Complete the following =
A) In the text on curiosity-driven learning, what does the Intrinsic Curiosity Module output?
B) Reproduce the lines of the entries starting at the one containing "List each element" and ending at the one containing "rls-bar-complete-segment (842, 216, 872, 225)". Leave out the pictures.

Supplied text =
^^^^

##### Motivation¶

The policy learning process in Reinforcement Learning (RL) is usually suffered due to delayed/sparse rewards. Reward is a direct signal for an agent to evaluate 'how good the current action selection is'. Since reward collection takes time, learning optimal policy also takes longer time to derive. Another factor that influence the learning process is human-designed reward function. These reward functions might not represent the optimal guidance for learning of the agent or won't be scalable to real world problems. We need a way to overcome reward sparsity and also improves exploration of the agent to make learning more robust.

Human learning process is not only guided by the final goal or achievement, but also driven by motivation or curiosity of the being. Curiosity adds exploratory behaviour to the agent, allowing it to acquire new skills and gain new knowledge about the environment. It also makes agent robust to perform actions which ultimately reduces uncertaintly on it's behaviours to capture the consequences of it's own action.

##### Contribution¶

The authors, in this paper, proposed curiosity-driven learning by uing agent-intrinsic reward (.i.e a reward which is learnt by agent itself by understanding the current environment or possible changes in the states while navigation). In order to quantify curiosity, they have introduced "Intrinsic Curiosity Module".

###### Intrinsic Curiosity Module (ICM)¶

The output of ICM is the state prediction error, which serves as reward for curiosity. This module has two sub-components, each represented by neural networks.

a. Inverse Model :

This model learns feature space using self-supervision. This new feature space is learnt in order to avoid features/information which are irrelevant to the agent while nagivation. Learning feature space is completed within two sub-modules:

i) First module encodes the raw input state ($s_t$) into a feature vector ($\phi(s_t)$) ii) Second module takes $\phi(s_t)$ and $\phi(s_{t+1})$) as encoded feature inputs and predicts action $\hat{a_t}$ that agent might take to go to $s_{t+1}$ from $s_t$

$\hat{a_t} = g( \phi(s_t), \phi(s_{t+1}), \theta_i )$

Here function g represents NN and $\hat{a_t}$ is estimated action. The learnable parameters $\theta_i$ are trained with loss function representing difference between predicted action and actual action. i.e $L_I( \hat{a_t}, a_t)$

b. Forward Model :

This is a NN which predicts the next state ($s_{t+1}$) with inputs $\phi(s_t)$ and action executed at $s_t$.

$\hat{\phi(s_{t+1})} = f( \phi(s_t), a_t, \theta_F)$

$\hat{\phi(s_{t+1})}$ is the predicted estimation of $\phi(s_{t+1})$ and $\theta_F$ represents trainable parameters, with loss function as:

$L_F ( \phi(s_{t+1}), \hat{\phi(s_{t+1})}) = \frac{1}{2} || \hat{\phi(s_{t+1})} - \phi(s_{t+1}) ||^2 = \eta L_F$

Both losses can be jointly expressed as :

$\underset{\theta_i, \theta_F} {max} [ (1-\beta) L_I + \beta L_F ]$

NOTE:

ICM worked with two connected modules - inverse model (which learnt the feature representation of state and next state) and forward model ( which predicts the feature representation of the next state) Curiosity can be calculated by the difference between output of forward model i.e $\hat{\phi(s_{t+1})}$ and output of the inverse model $\phi(s_{t+1})$.

In [ ]:

^^^^

Data excerpts =
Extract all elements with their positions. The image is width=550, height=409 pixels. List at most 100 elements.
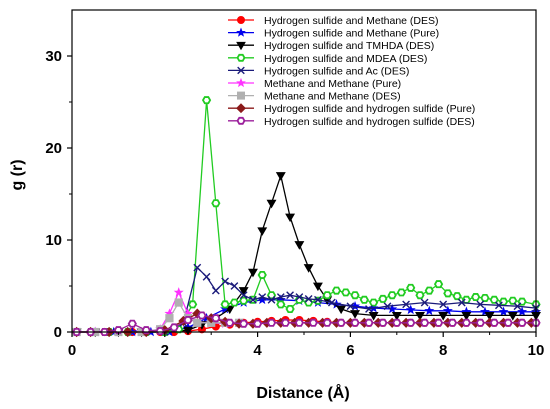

^^^^

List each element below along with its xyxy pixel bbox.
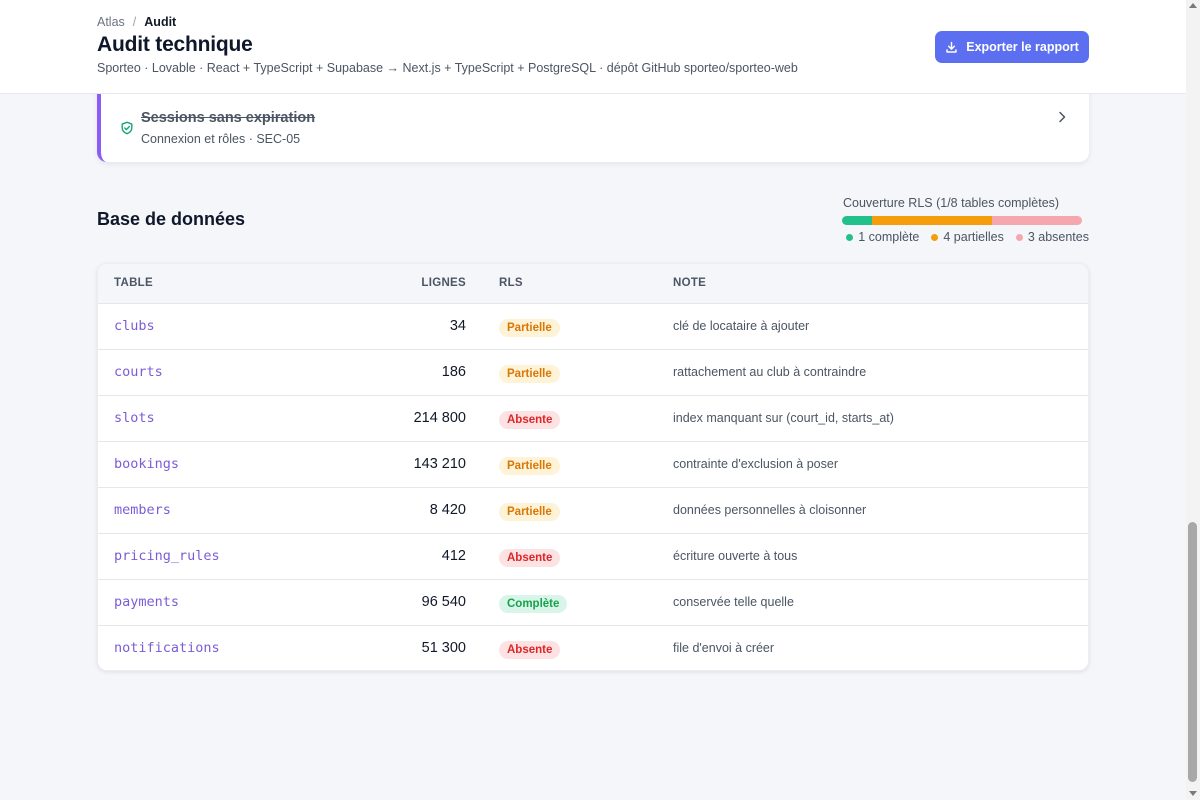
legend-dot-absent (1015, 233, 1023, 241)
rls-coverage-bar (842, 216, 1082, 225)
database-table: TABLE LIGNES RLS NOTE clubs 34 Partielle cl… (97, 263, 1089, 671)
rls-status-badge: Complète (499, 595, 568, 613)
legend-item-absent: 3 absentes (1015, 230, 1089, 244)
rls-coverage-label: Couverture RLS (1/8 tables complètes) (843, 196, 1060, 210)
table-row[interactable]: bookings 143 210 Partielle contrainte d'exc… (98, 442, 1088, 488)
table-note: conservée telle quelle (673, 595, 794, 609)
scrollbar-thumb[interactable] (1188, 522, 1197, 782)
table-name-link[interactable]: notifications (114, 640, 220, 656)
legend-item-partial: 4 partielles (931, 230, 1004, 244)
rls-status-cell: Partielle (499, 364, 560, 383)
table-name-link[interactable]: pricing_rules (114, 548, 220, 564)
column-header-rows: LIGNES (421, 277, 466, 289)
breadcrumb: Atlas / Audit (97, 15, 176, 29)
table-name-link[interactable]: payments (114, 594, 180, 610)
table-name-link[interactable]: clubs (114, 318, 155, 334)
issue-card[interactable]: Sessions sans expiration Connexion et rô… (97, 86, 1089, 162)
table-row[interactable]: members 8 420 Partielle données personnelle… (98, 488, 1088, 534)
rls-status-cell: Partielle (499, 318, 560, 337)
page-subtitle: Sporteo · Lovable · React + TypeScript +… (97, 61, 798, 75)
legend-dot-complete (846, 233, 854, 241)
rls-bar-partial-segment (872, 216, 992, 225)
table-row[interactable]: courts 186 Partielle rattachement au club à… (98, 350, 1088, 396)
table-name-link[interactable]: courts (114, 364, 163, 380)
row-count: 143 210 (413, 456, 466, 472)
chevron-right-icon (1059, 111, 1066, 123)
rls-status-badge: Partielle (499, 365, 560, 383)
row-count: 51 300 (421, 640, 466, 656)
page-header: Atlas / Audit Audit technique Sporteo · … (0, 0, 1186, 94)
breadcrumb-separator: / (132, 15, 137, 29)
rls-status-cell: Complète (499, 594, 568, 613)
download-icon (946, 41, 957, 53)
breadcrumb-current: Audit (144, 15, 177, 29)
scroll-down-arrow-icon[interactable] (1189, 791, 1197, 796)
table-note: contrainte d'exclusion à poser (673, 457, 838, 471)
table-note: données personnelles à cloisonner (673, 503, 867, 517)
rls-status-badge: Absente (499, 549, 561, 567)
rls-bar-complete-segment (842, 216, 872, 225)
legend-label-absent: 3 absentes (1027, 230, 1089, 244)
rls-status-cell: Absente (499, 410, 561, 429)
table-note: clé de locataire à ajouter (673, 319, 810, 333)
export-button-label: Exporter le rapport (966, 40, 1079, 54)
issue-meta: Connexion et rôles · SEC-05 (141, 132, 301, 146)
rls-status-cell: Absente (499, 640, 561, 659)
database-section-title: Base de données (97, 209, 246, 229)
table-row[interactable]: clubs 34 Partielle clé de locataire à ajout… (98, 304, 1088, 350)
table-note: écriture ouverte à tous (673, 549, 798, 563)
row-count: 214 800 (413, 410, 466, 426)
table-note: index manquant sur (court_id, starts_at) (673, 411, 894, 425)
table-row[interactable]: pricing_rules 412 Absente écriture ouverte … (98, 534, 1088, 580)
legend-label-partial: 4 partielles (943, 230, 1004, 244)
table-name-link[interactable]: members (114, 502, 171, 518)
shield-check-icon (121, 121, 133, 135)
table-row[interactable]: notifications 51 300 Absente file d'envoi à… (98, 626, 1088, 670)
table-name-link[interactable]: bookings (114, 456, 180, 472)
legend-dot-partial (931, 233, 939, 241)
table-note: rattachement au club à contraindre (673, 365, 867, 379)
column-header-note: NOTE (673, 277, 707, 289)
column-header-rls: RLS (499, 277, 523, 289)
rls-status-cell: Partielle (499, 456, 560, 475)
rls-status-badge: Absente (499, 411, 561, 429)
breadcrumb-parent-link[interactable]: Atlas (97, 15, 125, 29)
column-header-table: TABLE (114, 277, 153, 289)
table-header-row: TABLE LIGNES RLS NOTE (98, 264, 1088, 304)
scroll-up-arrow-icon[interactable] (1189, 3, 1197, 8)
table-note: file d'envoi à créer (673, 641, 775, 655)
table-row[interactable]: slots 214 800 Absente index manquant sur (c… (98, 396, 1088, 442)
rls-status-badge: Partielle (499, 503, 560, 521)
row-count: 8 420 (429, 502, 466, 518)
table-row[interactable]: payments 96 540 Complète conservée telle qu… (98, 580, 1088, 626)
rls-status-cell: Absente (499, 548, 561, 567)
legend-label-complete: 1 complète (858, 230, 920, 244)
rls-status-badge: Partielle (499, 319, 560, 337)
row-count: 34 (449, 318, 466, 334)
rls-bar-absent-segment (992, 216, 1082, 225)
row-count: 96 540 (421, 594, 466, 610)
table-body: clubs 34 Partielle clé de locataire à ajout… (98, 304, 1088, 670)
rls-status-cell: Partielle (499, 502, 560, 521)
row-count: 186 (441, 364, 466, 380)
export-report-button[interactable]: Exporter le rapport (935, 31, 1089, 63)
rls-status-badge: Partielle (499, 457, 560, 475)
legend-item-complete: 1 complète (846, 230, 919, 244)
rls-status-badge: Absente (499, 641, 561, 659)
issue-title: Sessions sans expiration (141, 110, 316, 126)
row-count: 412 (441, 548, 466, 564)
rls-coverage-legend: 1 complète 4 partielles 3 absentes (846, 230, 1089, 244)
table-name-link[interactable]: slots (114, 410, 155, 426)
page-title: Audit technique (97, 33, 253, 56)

^^^^

Completed exercise =
A) The state prediction error, which serves as the reward for curiosity.

B)
List each element below along with its xyxy pixel bbox.
legend-dot-absent (1015, 233, 1023, 241)
rls-coverage-bar (842, 216, 1082, 225)
database-table: TABLE LIGNES RLS NOTE clubs 34 Partielle cl… (97, 263, 1089, 671)
rls-status-badge: Complète (499, 595, 568, 613)
legend-item-absent: 3 absentes (1015, 230, 1089, 244)
rls-coverage-label: Couverture RLS (1/8 tables complètes) (843, 196, 1060, 210)
table-row[interactable]: bookings 143 210 Partielle contrainte d'exc… (98, 442, 1088, 488)
table-note: conservée telle quelle (673, 595, 794, 609)
scrollbar-thumb[interactable] (1188, 522, 1197, 782)
table-name-link[interactable]: notifications (114, 640, 220, 656)
legend-item-partial: 4 partielles (931, 230, 1004, 244)
rls-status-cell: Partielle (499, 364, 560, 383)
table-name-link[interactable]: pricing_rules (114, 548, 220, 564)
column-header-rows: LIGNES (421, 277, 466, 289)
breadcrumb: Atlas / Audit (97, 15, 176, 29)
table-name-link[interactable]: payments (114, 594, 180, 610)
table-name-link[interactable]: clubs (114, 318, 155, 334)
issue-card[interactable]: Sessions sans expiration Connexion et rô… (97, 86, 1089, 162)
table-row[interactable]: members 8 420 Partielle données personnelle… (98, 488, 1088, 534)
rls-status-cell: Partielle (499, 318, 560, 337)
page-subtitle: Sporteo · Lovable · React + TypeScript +… (97, 61, 798, 75)
legend-dot-complete (846, 233, 854, 241)
rls-bar-partial-segment (872, 216, 992, 225)
table-row[interactable]: courts 186 Partielle rattachement au club à… (98, 350, 1088, 396)
table-name-link[interactable]: courts (114, 364, 163, 380)
row-count: 143 210 (413, 456, 466, 472)
chevron-right-icon (1059, 111, 1066, 123)
rls-status-badge: Partielle (499, 365, 560, 383)
row-count: 51 300 (421, 640, 466, 656)
page-header: Atlas / Audit Audit technique Sporteo · … (0, 0, 1186, 94)
breadcrumb-separator: / (132, 15, 137, 29)
rls-status-cell: Complète (499, 594, 568, 613)
download-icon (946, 41, 957, 53)
breadcrumb-current: Audit (144, 15, 177, 29)
scroll-down-arrow-icon[interactable] (1189, 791, 1197, 796)
table-note: contrainte d'exclusion à poser (673, 457, 838, 471)
table-note: données personnelles à cloisonner (673, 503, 867, 517)
rls-status-badge: Absente (499, 549, 561, 567)
rls-bar-complete-segment (842, 216, 872, 225)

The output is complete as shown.